▸ **GIVEN RECORDS**:
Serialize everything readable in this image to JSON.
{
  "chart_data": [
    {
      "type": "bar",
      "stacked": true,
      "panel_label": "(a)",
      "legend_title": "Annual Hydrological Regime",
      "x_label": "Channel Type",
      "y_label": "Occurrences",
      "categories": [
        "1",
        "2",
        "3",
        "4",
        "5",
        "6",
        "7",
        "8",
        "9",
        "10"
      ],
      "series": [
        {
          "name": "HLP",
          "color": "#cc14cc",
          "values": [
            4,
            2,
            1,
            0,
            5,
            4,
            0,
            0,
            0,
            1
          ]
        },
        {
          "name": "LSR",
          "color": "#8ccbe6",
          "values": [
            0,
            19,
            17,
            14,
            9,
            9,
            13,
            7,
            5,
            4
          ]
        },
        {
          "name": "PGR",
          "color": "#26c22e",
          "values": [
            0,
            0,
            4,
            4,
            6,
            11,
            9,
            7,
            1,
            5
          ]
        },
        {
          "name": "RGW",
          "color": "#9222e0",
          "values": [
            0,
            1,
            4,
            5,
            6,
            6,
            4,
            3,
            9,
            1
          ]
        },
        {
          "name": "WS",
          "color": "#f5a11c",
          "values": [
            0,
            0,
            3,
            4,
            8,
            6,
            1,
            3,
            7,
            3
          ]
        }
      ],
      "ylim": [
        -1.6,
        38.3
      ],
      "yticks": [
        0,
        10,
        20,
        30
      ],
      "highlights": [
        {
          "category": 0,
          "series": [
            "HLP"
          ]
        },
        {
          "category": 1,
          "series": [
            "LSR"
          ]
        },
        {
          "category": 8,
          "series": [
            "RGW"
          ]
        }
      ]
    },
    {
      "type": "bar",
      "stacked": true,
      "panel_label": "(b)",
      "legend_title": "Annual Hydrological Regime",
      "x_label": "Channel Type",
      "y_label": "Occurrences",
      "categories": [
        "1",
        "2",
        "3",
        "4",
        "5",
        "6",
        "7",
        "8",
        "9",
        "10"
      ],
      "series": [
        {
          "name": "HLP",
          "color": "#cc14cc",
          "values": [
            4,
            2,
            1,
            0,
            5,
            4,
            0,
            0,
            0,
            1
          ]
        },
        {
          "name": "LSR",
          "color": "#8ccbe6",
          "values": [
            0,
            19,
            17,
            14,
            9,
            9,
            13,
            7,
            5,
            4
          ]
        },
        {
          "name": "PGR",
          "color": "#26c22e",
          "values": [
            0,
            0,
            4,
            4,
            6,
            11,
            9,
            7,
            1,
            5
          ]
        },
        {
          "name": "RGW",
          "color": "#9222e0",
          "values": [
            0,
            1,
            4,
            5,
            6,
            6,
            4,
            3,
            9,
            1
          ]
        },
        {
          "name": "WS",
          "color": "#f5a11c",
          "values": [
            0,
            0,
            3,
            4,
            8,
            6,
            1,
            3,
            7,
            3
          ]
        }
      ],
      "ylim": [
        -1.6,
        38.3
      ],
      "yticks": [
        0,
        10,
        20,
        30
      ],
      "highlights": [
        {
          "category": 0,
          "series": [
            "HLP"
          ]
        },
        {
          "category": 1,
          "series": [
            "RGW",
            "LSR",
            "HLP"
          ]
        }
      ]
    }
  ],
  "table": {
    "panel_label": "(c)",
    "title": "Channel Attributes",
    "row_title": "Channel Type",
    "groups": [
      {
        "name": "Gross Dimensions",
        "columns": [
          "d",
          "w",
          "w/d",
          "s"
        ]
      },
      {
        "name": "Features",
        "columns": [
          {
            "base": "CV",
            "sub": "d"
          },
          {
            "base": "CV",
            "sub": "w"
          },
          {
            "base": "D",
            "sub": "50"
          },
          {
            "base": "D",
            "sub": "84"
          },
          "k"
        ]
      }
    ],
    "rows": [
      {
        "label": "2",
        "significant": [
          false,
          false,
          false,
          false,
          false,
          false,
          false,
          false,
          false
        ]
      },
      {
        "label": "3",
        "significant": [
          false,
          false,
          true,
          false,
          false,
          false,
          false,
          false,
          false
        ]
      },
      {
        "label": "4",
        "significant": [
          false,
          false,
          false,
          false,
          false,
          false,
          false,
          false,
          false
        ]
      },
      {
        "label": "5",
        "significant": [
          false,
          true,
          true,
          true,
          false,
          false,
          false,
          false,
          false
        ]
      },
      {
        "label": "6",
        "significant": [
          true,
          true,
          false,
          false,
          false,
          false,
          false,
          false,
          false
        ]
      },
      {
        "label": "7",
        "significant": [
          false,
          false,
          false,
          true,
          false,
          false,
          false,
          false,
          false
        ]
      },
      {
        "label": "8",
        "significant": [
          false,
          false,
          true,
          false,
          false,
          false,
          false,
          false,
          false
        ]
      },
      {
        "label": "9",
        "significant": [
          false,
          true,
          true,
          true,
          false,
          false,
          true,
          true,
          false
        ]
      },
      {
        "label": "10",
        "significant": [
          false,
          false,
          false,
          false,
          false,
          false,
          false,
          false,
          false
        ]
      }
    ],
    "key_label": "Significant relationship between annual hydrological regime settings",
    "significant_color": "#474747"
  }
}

▸ **EXERCISE DESCRIPTION**: Type out all of the material again, word for word.

▸ **TASK SOLUTION**:
Serialize everything readable in this image to JSON.
{
  "chart_data": [
    {
      "type": "bar",
      "stacked": true,
      "panel_label": "(a)",
      "legend_title": "Annual Hydrological Regime",
      "x_label": "Channel Type",
      "y_label": "Occurrences",
      "categories": [
        "1",
        "2",
        "3",
        "4",
        "5",
        "6",
        "7",
        "8",
        "9",
        "10"
      ],
      "series": [
        {
          "name": "HLP",
          "color": "#cc14cc",
          "values": [
            4,
            2,
            1,
            0,
            5,
            4,
            0,
            0,
            0,
            1
          ]
        },
        {
          "name": "LSR",
          "color": "#8ccbe6",
          "values": [
            0,
            19,
            17,
            14,
            9,
            9,
            13,
            7,
            5,
            4
          ]
        },
        {
          "name": "PGR",
          "color": "#26c22e",
          "values": [
            0,
            0,
            4,
            4,
            6,
            11,
            9,
            7,
            1,
            5
          ]
        },
        {
          "name": "RGW",
          "color": "#9222e0",
          "values": [
            0,
            1,
            4,
            5,
            6,
            6,
            4,
            3,
            9,
            1
          ]
        },
        {
          "name": "WS",
          "color": "#f5a11c",
          "values": [
            0,
            0,
            3,
            4,
            8,
            6,
            1,
            3,
            7,
            3
          ]
        }
      ],
      "ylim": [
        -1.6,
        38.3
      ],
      "yticks": [
        0,
        10,
        20,
        30
      ],
      "highlights": [
        {
          "category": 0,
          "series": [
            "HLP"
          ]
        },
        {
          "category": 1,
          "series": [
            "LSR"
          ]
        },
        {
          "category": 8,
          "series": [
            "RGW"
          ]
        }
      ]
    },
    {
      "type": "bar",
      "stacked": true,
      "panel_label": "(b)",
      "legend_title": "Annual Hydrological Regime",
      "x_label": "Channel Type",
      "y_label": "Occurrences",
      "categories": [
        "1",
        "2",
        "3",
        "4",
        "5",
        "6",
        "7",
        "8",
        "9",
        "10"
      ],
      "series": [
        {
          "name": "HLP",
          "color": "#cc14cc",
          "values": [
            4,
            2,
            1,
            0,
            5,
            4,
            0,
            0,
            0,
            1
          ]
        },
        {
          "name": "LSR",
          "color": "#8ccbe6",
          "values": [
            0,
            19,
            17,
            14,
            9,
            9,
            13,
            7,
            5,
            4
          ]
        },
        {
          "name": "PGR",
          "color": "#26c22e",
          "values": [
            0,
            0,
            4,
            4,
            6,
            11,
            9,
            7,
            1,
            5
          ]
        },
        {
          "name": "RGW",
          "color": "#9222e0",
          "values": [
            0,
            1,
            4,
            5,
            6,
            6,
            4,
            3,
            9,
            1
          ]
        },
        {
          "name": "WS",
          "color": "#f5a11c",
          "values": [
            0,
            0,
            3,
            4,
            8,
            6,
            1,
            3,
            7,
            3
          ]
        }
      ],
      "ylim": [
        -1.6,
        38.3
      ],
      "yticks": [
        0,
        10,
        20,
        30
      ],
      "highlights": [
        {
          "category": 0,
          "series": [
            "HLP"
          ]
        },
        {
          "category": 1,
          "series": [
            "RGW",
            "LSR",
            "HLP"
          ]
        }
      ]
    }
  ],
  "table": {
    "panel_label": "(c)",
    "title": "Channel Attributes",
    "row_title": "Channel Type",
    "groups": [
      {
        "name": "Gross Dimensions",
        "columns": [
          "d",
          "w",
          "w/d",
          "s"
        ]
      },
      {
        "name": "Features",
        "columns": [
          {
            "base": "CV",
            "sub": "d"
          },
          {
            "base": "CV",
            "sub": "w"
          },
          {
            "base": "D",
            "sub": "50"
          },
          {
            "base": "D",
            "sub": "84"
          },
          "k"
        ]
      }
    ],
    "rows": [
      {
        "label": "2",
        "significant": [
          false,
          false,
          false,
          false,
          false,
          false,
          false,
          false,
          false
        ]
      },
      {
        "label": "3",
        "significant": [
          false,
          false,
          true,
          false,
          false,
          false,
          false,
          false,
          false
        ]
      },
      {
        "label": "4",
        "significant": [
          false,
          false,
          false,
          false,
          false,
          false,
          false,
          false,
          false
        ]
      },
      {
        "label": "5",
        "significant": [
          false,
          true,
          true,
          true,
          false,
          false,
          false,
          false,
          false
        ]
      },
      {
        "label": "6",
        "significant": [
          true,
          true,
          false,
          false,
          false,
          false,
          false,
          false,
          false
        ]
      },
      {
        "label": "7",
        "significant": [
          false,
          false,
          false,
          true,
          false,
          false,
          false,
          false,
          false
        ]
      },
      {
        "label": "8",
        "significant": [
          false,
          false,
          true,
          false,
          false,
          false,
          false,
          false,
          false
        ]
      },
      {
        "label": "9",
        "significant": [
          false,
          true,
          true,
          true,
          false,
          false,
          true,
          true,
          false
        ]
      },
      {
        "label": "10",
        "significant": [
          false,
          false,
          false,
          false,
          false,
          false,
          false,
          false,
          false
        ]
      }
    ],
    "key_label": "Significant relationship between annual hydrological regime settings",
    "significant_color": "#474747"
  }
}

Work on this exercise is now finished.